**Exercise objective**
Copy each line holding the string "moon".

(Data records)
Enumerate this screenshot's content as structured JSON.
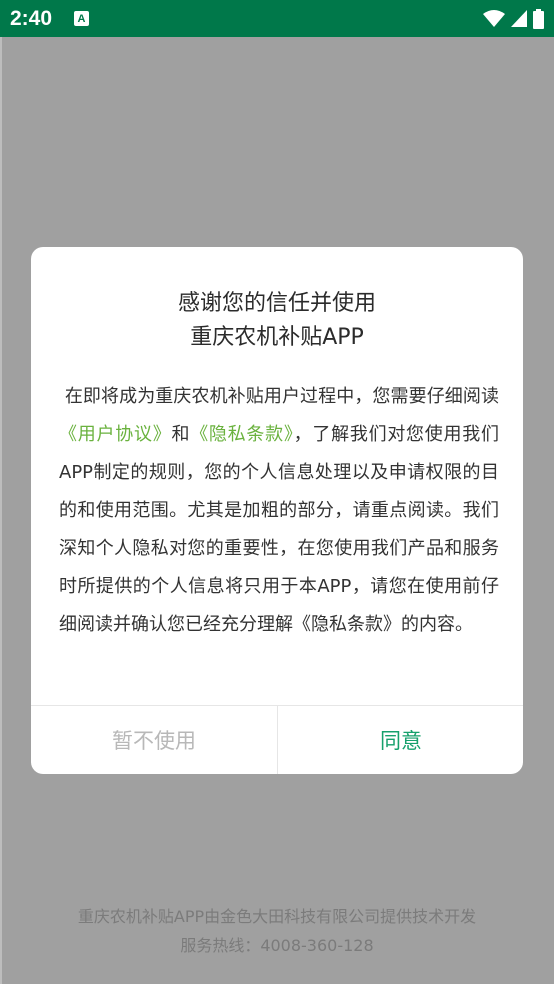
{
  "status_bar": {
    "time": "2:40",
    "app_icon_letter": "A"
  },
  "dialog": {
    "title_line1": "感谢您的信任并使用",
    "title_line2": "重庆农机补贴APP",
    "body": {
      "part1": "在即将成为重庆农机补贴用户过程中，您需要仔细阅读",
      "link_user_agreement": "《用户协议》",
      "part2": "和",
      "link_privacy": "《隐私条款》",
      "part3": "，了解我们对您使用我们APP制定的规则，您的个人信息处理以及申请权限的目的和使用范围。尤其是加粗的部分，请重点阅读。我们深知个人隐私对您的重要性，在您使用我们产品和服务时所提供的个人信息将只用于本APP，请您在使用前仔细阅读并确认您已经充分理解《隐私条款》的内容。"
    },
    "decline_label": "暂不使用",
    "agree_label": "同意"
  },
  "footer": {
    "line1": "重庆农机补贴APP由金色大田科技有限公司提供技术开发",
    "line2": "服务热线：4008-360-128"
  },
  "colors": {
    "status_bar": "#00784a",
    "link": "#6ab23e",
    "agree": "#16a06c",
    "overlay": "#a0a0a0"
  }
}
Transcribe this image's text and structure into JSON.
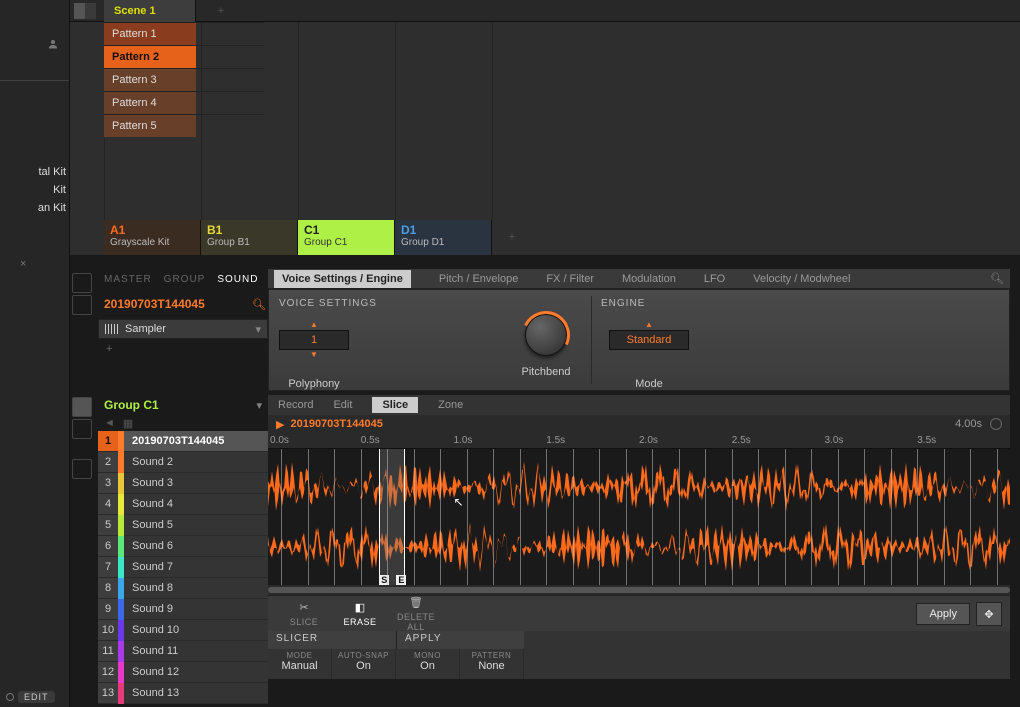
{
  "scenes": {
    "active": "Scene 1"
  },
  "patterns": [
    "Pattern 1",
    "Pattern 2",
    "Pattern 3",
    "Pattern 4",
    "Pattern 5"
  ],
  "selected_pattern_index": 1,
  "kits": [
    "tal Kit",
    "Kit",
    "an Kit"
  ],
  "edit_badge": "EDIT",
  "groups": [
    {
      "id": "A1",
      "name": "Grayscale Kit",
      "color": "c-orange"
    },
    {
      "id": "B1",
      "name": "Group B1",
      "color": "c-yellow"
    },
    {
      "id": "C1",
      "name": "Group C1",
      "color": "c-green"
    },
    {
      "id": "D1",
      "name": "Group D1",
      "color": "c-blue"
    }
  ],
  "scope_tabs": [
    "MASTER",
    "GROUP",
    "SOUND"
  ],
  "active_scope": "SOUND",
  "sound_name": "20190703T144045",
  "plugin": "Sampler",
  "param_tabs": [
    "Voice Settings / Engine",
    "Pitch / Envelope",
    "FX / Filter",
    "Modulation",
    "LFO",
    "Velocity / Modwheel"
  ],
  "active_param_tab": 0,
  "voice_section_label": "VOICE SETTINGS",
  "engine_section_label": "ENGINE",
  "polyphony": {
    "value": "1",
    "label": "Polyphony"
  },
  "pitchbend": {
    "label": "Pitchbend"
  },
  "engine_mode": {
    "value": "Standard",
    "label": "Mode"
  },
  "group_header": "Group C1",
  "sound_list": [
    {
      "n": "1",
      "name": "20190703T144045",
      "color": "#ff7a2a",
      "sel": true
    },
    {
      "n": "2",
      "name": "Sound 2",
      "color": "#ff7a2a"
    },
    {
      "n": "3",
      "name": "Sound 3",
      "color": "#e8c83a"
    },
    {
      "n": "4",
      "name": "Sound 4",
      "color": "#e8e83a"
    },
    {
      "n": "5",
      "name": "Sound 5",
      "color": "#b8e83a"
    },
    {
      "n": "6",
      "name": "Sound 6",
      "color": "#5ae87a"
    },
    {
      "n": "7",
      "name": "Sound 7",
      "color": "#3ae8c8"
    },
    {
      "n": "8",
      "name": "Sound 8",
      "color": "#3aa8e8"
    },
    {
      "n": "9",
      "name": "Sound 9",
      "color": "#3a68e8"
    },
    {
      "n": "10",
      "name": "Sound 10",
      "color": "#6a3ae8"
    },
    {
      "n": "11",
      "name": "Sound 11",
      "color": "#a83ae8"
    },
    {
      "n": "12",
      "name": "Sound 12",
      "color": "#e83ac8"
    },
    {
      "n": "13",
      "name": "Sound 13",
      "color": "#e83a78"
    }
  ],
  "edit_tabs": [
    "Record",
    "Edit",
    "Slice",
    "Zone"
  ],
  "active_edit_tab": 2,
  "waveform_name": "20190703T144045",
  "duration": "4.00s",
  "time_ticks": [
    "0.0s",
    "0.5s",
    "1.0s",
    "1.5s",
    "2.0s",
    "2.5s",
    "3.0s",
    "3.5s"
  ],
  "slice_tools": [
    {
      "label": "SLICE",
      "active": false
    },
    {
      "label": "ERASE",
      "active": true
    },
    {
      "label": "DELETE ALL",
      "active": false
    }
  ],
  "apply_label": "Apply",
  "slicer_hdr": [
    "SLICER",
    "APPLY"
  ],
  "slicer_params": [
    {
      "hdr": "MODE",
      "val": "Manual"
    },
    {
      "hdr": "AUTO-SNAP",
      "val": "On"
    },
    {
      "hdr": "MONO",
      "val": "On"
    },
    {
      "hdr": "PATTERN",
      "val": "None"
    }
  ],
  "se_markers": {
    "s": "S",
    "e": "E"
  }
}
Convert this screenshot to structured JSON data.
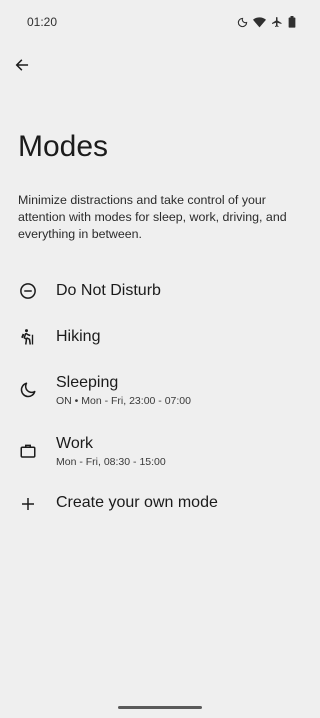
{
  "status_bar": {
    "time": "01:20",
    "icons": [
      "do-not-disturb-moon-icon",
      "wifi-icon",
      "airplane-icon",
      "battery-icon"
    ]
  },
  "header": {
    "back_icon": "arrow-left-icon"
  },
  "page": {
    "title": "Modes",
    "description": "Minimize distractions and take control of your attention with modes for sleep, work, driving, and everything in between."
  },
  "modes": [
    {
      "label": "Do Not Disturb",
      "subtitle": "",
      "icon": "minus-circle-icon"
    },
    {
      "label": "Hiking",
      "subtitle": "",
      "icon": "hiking-icon"
    },
    {
      "label": "Sleeping",
      "subtitle": "ON • Mon - Fri, 23:00 - 07:00",
      "icon": "moon-icon"
    },
    {
      "label": "Work",
      "subtitle": "Mon - Fri, 08:30 - 15:00",
      "icon": "briefcase-icon"
    },
    {
      "label": "Create your own mode",
      "subtitle": "",
      "icon": "plus-icon"
    }
  ]
}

**Completed exercise**
      "do-not-disturb-moon-icon",
      "icon": "moon-icon"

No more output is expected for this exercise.